____ Data provided

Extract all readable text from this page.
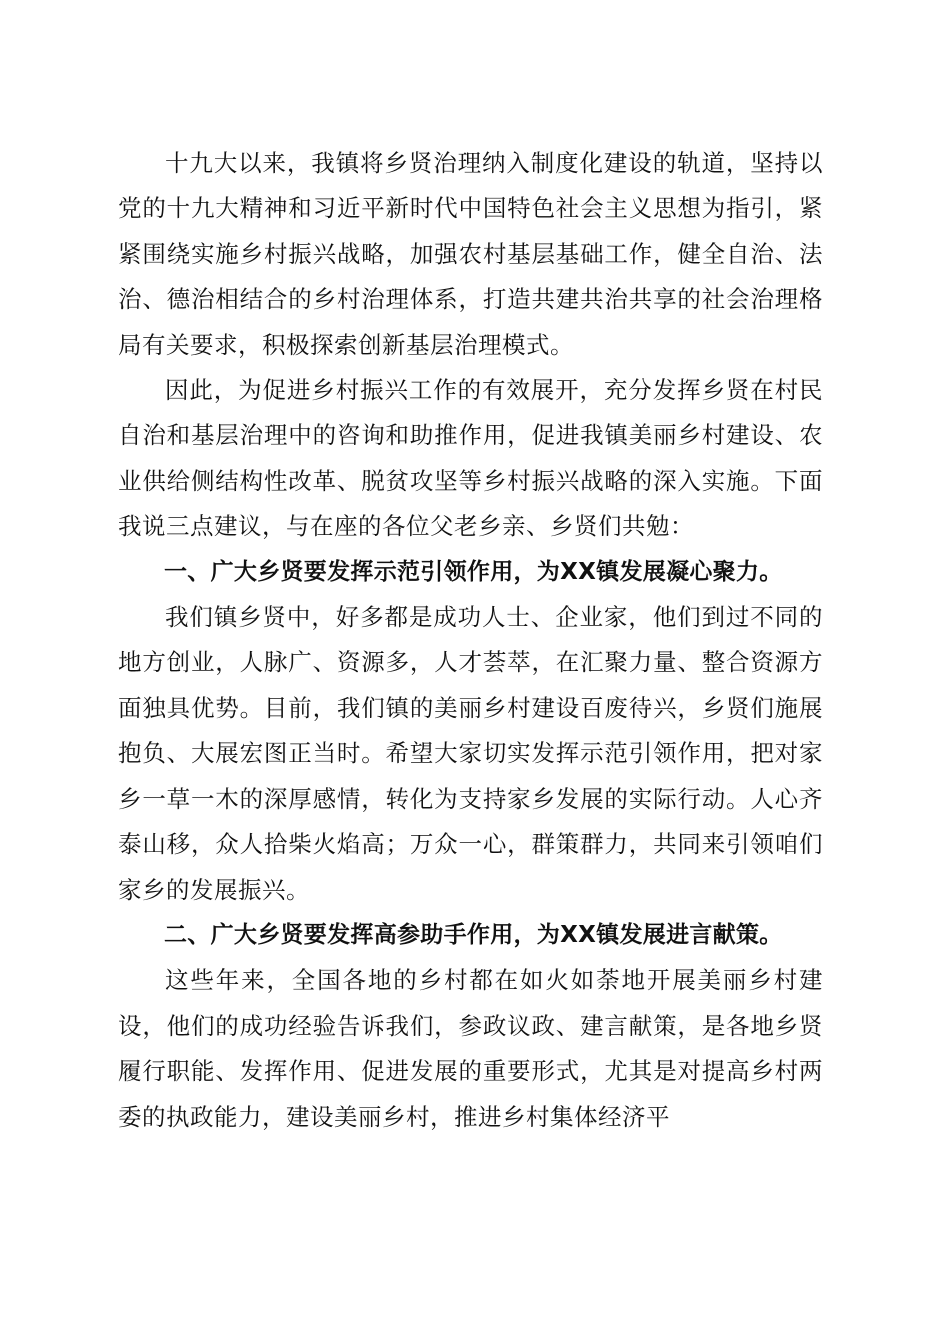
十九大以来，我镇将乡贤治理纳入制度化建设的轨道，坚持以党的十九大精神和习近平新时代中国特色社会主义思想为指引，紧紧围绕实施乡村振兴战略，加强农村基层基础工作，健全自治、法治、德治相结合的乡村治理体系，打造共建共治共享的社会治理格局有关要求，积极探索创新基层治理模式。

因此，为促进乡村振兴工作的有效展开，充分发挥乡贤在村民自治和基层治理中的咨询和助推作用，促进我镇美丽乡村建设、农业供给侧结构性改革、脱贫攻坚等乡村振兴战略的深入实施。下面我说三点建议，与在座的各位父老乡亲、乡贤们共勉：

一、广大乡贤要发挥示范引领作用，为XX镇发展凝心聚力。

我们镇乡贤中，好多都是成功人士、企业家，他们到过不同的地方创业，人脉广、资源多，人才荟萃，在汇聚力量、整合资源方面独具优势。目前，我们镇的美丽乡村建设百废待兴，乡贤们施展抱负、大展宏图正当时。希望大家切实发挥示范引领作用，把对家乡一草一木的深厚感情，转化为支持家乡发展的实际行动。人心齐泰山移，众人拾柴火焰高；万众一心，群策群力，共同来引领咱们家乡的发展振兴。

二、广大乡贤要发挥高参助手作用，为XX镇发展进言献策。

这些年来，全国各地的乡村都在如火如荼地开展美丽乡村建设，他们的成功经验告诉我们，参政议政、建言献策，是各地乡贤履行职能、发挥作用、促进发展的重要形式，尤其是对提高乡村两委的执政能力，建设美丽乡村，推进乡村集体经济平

________

Goal
Transcribe the listing in full. Omit the pictures and keep every line exact.

Final result
Extract all readable text from this page.
十九大以来，我镇将乡贤治理纳入制度化建设的轨道，坚持以党的十九大精神和习近平新时代中国特色社会主义思想为指引，紧紧围绕实施乡村振兴战略，加强农村基层基础工作，健全自治、法治、德治相结合的乡村治理体系，打造共建共治共享的社会治理格局有关要求，积极探索创新基层治理模式。

因此，为促进乡村振兴工作的有效展开，充分发挥乡贤在村民自治和基层治理中的咨询和助推作用，促进我镇美丽乡村建设、农业供给侧结构性改革、脱贫攻坚等乡村振兴战略的深入实施。下面我说三点建议，与在座的各位父老乡亲、乡贤们共勉：

一、广大乡贤要发挥示范引领作用，为XX镇发展凝心聚力。

我们镇乡贤中，好多都是成功人士、企业家，他们到过不同的地方创业，人脉广、资源多，人才荟萃，在汇聚力量、整合资源方面独具优势。目前，我们镇的美丽乡村建设百废待兴，乡贤们施展抱负、大展宏图正当时。希望大家切实发挥示范引领作用，把对家乡一草一木的深厚感情，转化为支持家乡发展的实际行动。人心齐泰山移，众人拾柴火焰高；万众一心，群策群力，共同来引领咱们家乡的发展振兴。

二、广大乡贤要发挥高参助手作用，为XX镇发展进言献策。

这些年来，全国各地的乡村都在如火如荼地开展美丽乡村建设，他们的成功经验告诉我们，参政议政、建言献策，是各地乡贤履行职能、发挥作用、促进发展的重要形式，尤其是对提高乡村两委的执政能力，建设美丽乡村，推进乡村集体经济平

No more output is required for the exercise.